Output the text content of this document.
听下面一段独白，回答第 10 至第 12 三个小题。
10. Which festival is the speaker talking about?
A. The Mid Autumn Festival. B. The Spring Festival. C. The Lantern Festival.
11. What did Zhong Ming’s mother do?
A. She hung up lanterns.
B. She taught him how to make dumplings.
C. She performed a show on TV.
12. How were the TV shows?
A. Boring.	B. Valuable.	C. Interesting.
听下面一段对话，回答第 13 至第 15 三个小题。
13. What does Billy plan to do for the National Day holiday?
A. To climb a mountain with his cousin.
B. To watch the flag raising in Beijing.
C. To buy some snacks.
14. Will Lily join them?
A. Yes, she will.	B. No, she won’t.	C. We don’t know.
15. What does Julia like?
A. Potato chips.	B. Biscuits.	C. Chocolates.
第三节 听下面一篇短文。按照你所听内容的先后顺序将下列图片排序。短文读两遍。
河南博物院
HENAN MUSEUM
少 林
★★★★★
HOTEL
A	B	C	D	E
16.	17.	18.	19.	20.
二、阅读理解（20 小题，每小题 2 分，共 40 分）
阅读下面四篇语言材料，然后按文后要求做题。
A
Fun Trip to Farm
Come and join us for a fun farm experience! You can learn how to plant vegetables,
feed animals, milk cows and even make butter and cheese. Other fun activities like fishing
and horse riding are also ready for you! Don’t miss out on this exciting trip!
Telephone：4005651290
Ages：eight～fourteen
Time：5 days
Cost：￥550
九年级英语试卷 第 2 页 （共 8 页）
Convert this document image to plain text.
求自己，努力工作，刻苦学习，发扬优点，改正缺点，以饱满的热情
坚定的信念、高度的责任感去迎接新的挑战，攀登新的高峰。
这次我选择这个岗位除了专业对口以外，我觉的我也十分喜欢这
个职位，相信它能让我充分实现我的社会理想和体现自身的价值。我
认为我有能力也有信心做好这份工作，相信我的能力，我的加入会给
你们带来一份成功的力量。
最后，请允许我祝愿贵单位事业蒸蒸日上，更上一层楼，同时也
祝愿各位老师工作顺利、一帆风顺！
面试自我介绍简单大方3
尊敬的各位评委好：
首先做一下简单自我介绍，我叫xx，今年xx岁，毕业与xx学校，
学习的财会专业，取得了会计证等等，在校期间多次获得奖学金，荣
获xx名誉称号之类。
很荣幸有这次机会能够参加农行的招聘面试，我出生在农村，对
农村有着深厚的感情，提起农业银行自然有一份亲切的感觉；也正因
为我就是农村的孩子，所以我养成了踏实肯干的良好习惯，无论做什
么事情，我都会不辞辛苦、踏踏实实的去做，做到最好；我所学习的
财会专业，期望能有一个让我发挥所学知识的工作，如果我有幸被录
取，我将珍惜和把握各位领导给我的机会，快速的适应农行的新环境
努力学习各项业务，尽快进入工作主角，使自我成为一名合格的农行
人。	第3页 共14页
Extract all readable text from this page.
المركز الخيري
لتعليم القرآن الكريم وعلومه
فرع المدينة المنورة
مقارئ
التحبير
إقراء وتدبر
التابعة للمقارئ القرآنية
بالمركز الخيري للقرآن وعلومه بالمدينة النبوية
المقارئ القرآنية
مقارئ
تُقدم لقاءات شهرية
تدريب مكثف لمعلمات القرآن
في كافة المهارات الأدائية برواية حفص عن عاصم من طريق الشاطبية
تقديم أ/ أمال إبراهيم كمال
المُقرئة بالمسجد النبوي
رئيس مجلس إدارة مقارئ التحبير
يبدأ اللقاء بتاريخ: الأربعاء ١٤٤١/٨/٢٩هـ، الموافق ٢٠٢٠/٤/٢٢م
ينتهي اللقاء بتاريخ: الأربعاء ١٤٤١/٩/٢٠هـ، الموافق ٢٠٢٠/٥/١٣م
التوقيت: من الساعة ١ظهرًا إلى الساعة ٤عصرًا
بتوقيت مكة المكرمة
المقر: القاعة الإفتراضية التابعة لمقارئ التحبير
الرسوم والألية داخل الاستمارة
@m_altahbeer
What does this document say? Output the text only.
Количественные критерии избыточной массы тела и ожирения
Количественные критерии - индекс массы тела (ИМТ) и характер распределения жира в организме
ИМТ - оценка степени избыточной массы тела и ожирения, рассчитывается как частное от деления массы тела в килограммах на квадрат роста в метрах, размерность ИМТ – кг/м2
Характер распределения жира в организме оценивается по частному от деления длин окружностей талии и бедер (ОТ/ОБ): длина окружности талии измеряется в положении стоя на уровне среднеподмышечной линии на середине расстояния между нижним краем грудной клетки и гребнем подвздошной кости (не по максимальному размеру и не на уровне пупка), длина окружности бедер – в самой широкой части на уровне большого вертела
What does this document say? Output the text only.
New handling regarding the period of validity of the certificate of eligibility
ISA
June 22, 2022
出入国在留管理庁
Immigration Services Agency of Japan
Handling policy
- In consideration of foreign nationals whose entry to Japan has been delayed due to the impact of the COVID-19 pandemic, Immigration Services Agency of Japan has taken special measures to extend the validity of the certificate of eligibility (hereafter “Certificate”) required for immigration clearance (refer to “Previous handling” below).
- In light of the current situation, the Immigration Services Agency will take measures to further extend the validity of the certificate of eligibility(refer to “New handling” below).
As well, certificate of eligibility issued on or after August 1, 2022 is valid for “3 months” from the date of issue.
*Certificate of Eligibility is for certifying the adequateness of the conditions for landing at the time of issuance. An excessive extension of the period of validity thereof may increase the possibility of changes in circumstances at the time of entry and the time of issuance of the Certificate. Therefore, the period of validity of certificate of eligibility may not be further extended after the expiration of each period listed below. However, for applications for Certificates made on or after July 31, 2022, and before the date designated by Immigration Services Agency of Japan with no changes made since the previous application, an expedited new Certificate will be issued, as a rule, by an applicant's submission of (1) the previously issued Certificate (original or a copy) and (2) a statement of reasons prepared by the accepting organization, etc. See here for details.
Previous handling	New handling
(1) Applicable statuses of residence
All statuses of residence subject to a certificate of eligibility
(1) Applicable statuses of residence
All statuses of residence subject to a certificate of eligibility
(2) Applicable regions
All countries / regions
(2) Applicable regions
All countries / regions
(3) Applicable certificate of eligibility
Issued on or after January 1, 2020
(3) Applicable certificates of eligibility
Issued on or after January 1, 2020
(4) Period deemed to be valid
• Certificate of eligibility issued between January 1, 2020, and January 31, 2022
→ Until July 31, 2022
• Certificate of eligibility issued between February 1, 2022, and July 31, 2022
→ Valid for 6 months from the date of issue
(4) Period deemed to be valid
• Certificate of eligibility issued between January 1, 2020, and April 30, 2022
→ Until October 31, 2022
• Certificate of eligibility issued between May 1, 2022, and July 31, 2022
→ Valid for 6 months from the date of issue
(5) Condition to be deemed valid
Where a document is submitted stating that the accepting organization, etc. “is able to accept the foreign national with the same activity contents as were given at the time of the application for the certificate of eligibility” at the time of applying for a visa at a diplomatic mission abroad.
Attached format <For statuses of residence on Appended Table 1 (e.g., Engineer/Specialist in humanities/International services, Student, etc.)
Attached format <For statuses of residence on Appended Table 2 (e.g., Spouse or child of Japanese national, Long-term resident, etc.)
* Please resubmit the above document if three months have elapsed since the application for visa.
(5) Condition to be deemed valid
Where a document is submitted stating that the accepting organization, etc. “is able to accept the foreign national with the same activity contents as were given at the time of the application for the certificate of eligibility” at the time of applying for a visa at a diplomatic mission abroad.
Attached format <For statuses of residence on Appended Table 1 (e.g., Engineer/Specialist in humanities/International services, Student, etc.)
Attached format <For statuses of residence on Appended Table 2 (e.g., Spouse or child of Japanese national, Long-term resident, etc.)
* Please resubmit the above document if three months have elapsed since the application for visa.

------------------------------

#### [EXERCISE DIRECTIONS]
The entries above must be returned in full, exactly as shown.

#### [FINISHED TASK]
Output the text content of this document.
听下面一段独白，回答第 10 至第 12 三个小题。
10. Which festival is the speaker talking about?
A. The Mid Autumn Festival. B. The Spring Festival. C. The Lantern Festival.
11. What did Zhong Ming’s mother do?
A. She hung up lanterns.
B. She taught him how to make dumplings.
C. She performed a show on TV.
12. How were the TV shows?
A. Boring.	B. Valuable.	C. Interesting.
听下面一段对话，回答第 13 至第 15 三个小题。
13. What does Billy plan to do for the National Day holiday?
A. To climb a mountain with his cousin.
B. To watch the flag raising in Beijing.
C. To buy some snacks.
14. Will Lily join them?
A. Yes, she will.	B. No, she won’t.	C. We don’t know.
15. What does Julia like?
A. Potato chips.	B. Biscuits.	C. Chocolates.
第三节 听下面一篇短文。按照你所听内容的先后顺序将下列图片排序。短文读两遍。
河南博物院
HENAN MUSEUM
少 林
★★★★★
HOTEL
A	B	C	D	E
16.	17.	18.	19.	20.
二、阅读理解（20 小题，每小题 2 分，共 40 分）
阅读下面四篇语言材料，然后按文后要求做题。
A
Fun Trip to Farm
Come and join us for a fun farm experience! You can learn how to plant vegetables,
feed animals, milk cows and even make butter and cheese. Other fun activities like fishing
and horse riding are also ready for you! Don’t miss out on this exciting trip!
Telephone：4005651290
Ages：eight～fourteen
Time：5 days
Cost：￥550
九年级英语试卷 第 2 页 （共 8 页）
Convert this document image to plain text.
求自己，努力工作，刻苦学习，发扬优点，改正缺点，以饱满的热情
坚定的信念、高度的责任感去迎接新的挑战，攀登新的高峰。
这次我选择这个岗位除了专业对口以外，我觉的我也十分喜欢这
个职位，相信它能让我充分实现我的社会理想和体现自身的价值。我
认为我有能力也有信心做好这份工作，相信我的能力，我的加入会给
你们带来一份成功的力量。
最后，请允许我祝愿贵单位事业蒸蒸日上，更上一层楼，同时也
祝愿各位老师工作顺利、一帆风顺！
面试自我介绍简单大方3
尊敬的各位评委好：
首先做一下简单自我介绍，我叫xx，今年xx岁，毕业与xx学校，
学习的财会专业，取得了会计证等等，在校期间多次获得奖学金，荣
获xx名誉称号之类。
很荣幸有这次机会能够参加农行的招聘面试，我出生在农村，对
农村有着深厚的感情，提起农业银行自然有一份亲切的感觉；也正因
为我就是农村的孩子，所以我养成了踏实肯干的良好习惯，无论做什
么事情，我都会不辞辛苦、踏踏实实的去做，做到最好；我所学习的
财会专业，期望能有一个让我发挥所学知识的工作，如果我有幸被录
取，我将珍惜和把握各位领导给我的机会，快速的适应农行的新环境
努力学习各项业务，尽快进入工作主角，使自我成为一名合格的农行
人。	第3页 共14页
Extract all readable text from this page.
المركز الخيري
لتعليم القرآن الكريم وعلومه
فرع المدينة المنورة
مقارئ
التحبير
إقراء وتدبر
التابعة للمقارئ القرآنية
بالمركز الخيري للقرآن وعلومه بالمدينة النبوية
المقارئ القرآنية
مقارئ
تُقدم لقاءات شهرية
تدريب مكثف لمعلمات القرآن
في كافة المهارات الأدائية برواية حفص عن عاصم من طريق الشاطبية
تقديم أ/ أمال إبراهيم كمال
المُقرئة بالمسجد النبوي
رئيس مجلس إدارة مقارئ التحبير
يبدأ اللقاء بتاريخ: الأربعاء ١٤٤١/٨/٢٩هـ، الموافق ٢٠٢٠/٤/٢٢م
ينتهي اللقاء بتاريخ: الأربعاء ١٤٤١/٩/٢٠هـ، الموافق ٢٠٢٠/٥/١٣م
التوقيت: من الساعة ١ظهرًا إلى الساعة ٤عصرًا
بتوقيت مكة المكرمة
المقر: القاعة الإفتراضية التابعة لمقارئ التحبير
الرسوم والألية داخل الاستمارة
@m_altahbeer
What does this document say? Output the text only.
Количественные критерии избыточной массы тела и ожирения
Количественные критерии - индекс массы тела (ИМТ) и характер распределения жира в организме
ИМТ - оценка степени избыточной массы тела и ожирения, рассчитывается как частное от деления массы тела в килограммах на квадрат роста в метрах, размерность ИМТ – кг/м2
Характер распределения жира в организме оценивается по частному от деления длин окружностей талии и бедер (ОТ/ОБ): длина окружности талии измеряется в положении стоя на уровне среднеподмышечной линии на середине расстояния между нижним краем грудной клетки и гребнем подвздошной кости (не по максимальному размеру и не на уровне пупка), длина окружности бедер – в самой широкой части на уровне большого вертела
What does this document say? Output the text only.
New handling regarding the period of validity of the certificate of eligibility
ISA
June 22, 2022
出入国在留管理庁
Immigration Services Agency of Japan
Handling policy
- In consideration of foreign nationals whose entry to Japan has been delayed due to the impact of the COVID-19 pandemic, Immigration Services Agency of Japan has taken special measures to extend the validity of the certificate of eligibility (hereafter “Certificate”) required for immigration clearance (refer to “Previous handling” below).
- In light of the current situation, the Immigration Services Agency will take measures to further extend the validity of the certificate of eligibility(refer to “New handling” below).
As well, certificate of eligibility issued on or after August 1, 2022 is valid for “3 months” from the date of issue.
*Certificate of Eligibility is for certifying the adequateness of the conditions for landing at the time of issuance. An excessive extension of the period of validity thereof may increase the possibility of changes in circumstances at the time of entry and the time of issuance of the Certificate. Therefore, the period of validity of certificate of eligibility may not be further extended after the expiration of each period listed below. However, for applications for Certificates made on or after July 31, 2022, and before the date designated by Immigration Services Agency of Japan with no changes made since the previous application, an expedited new Certificate will be issued, as a rule, by an applicant's submission of (1) the previously issued Certificate (original or a copy) and (2) a statement of reasons prepared by the accepting organization, etc. See here for details.
Previous handling	New handling
(1) Applicable statuses of residence
All statuses of residence subject to a certificate of eligibility
(1) Applicable statuses of residence
All statuses of residence subject to a certificate of eligibility
(2) Applicable regions
All countries / regions
(2) Applicable regions
All countries / regions
(3) Applicable certificate of eligibility
Issued on or after January 1, 2020
(3) Applicable certificates of eligibility
Issued on or after January 1, 2020
(4) Period deemed to be valid
• Certificate of eligibility issued between January 1, 2020, and January 31, 2022
→ Until July 31, 2022
• Certificate of eligibility issued between February 1, 2022, and July 31, 2022
→ Valid for 6 months from the date of issue
(4) Period deemed to be valid
• Certificate of eligibility issued between January 1, 2020, and April 30, 2022
→ Until October 31, 2022
• Certificate of eligibility issued between May 1, 2022, and July 31, 2022
→ Valid for 6 months from the date of issue
(5) Condition to be deemed valid
Where a document is submitted stating that the accepting organization, etc. “is able to accept the foreign national with the same activity contents as were given at the time of the application for the certificate of eligibility” at the time of applying for a visa at a diplomatic mission abroad.
Attached format <For statuses of residence on Appended Table 1 (e.g., Engineer/Specialist in humanities/International services, Student, etc.)
Attached format <For statuses of residence on Appended Table 2 (e.g., Spouse or child of Japanese national, Long-term resident, etc.)
* Please resubmit the above document if three months have elapsed since the application for visa.
(5) Condition to be deemed valid
Where a document is submitted stating that the accepting organization, etc. “is able to accept the foreign national with the same activity contents as were given at the time of the application for the certificate of eligibility” at the time of applying for a visa at a diplomatic mission abroad.
Attached format <For statuses of residence on Appended Table 1 (e.g., Engineer/Specialist in humanities/International services, Student, etc.)
Attached format <For statuses of residence on Appended Table 2 (e.g., Spouse or child of Japanese national, Long-term resident, etc.)
* Please resubmit the above document if three months have elapsed since the application for visa.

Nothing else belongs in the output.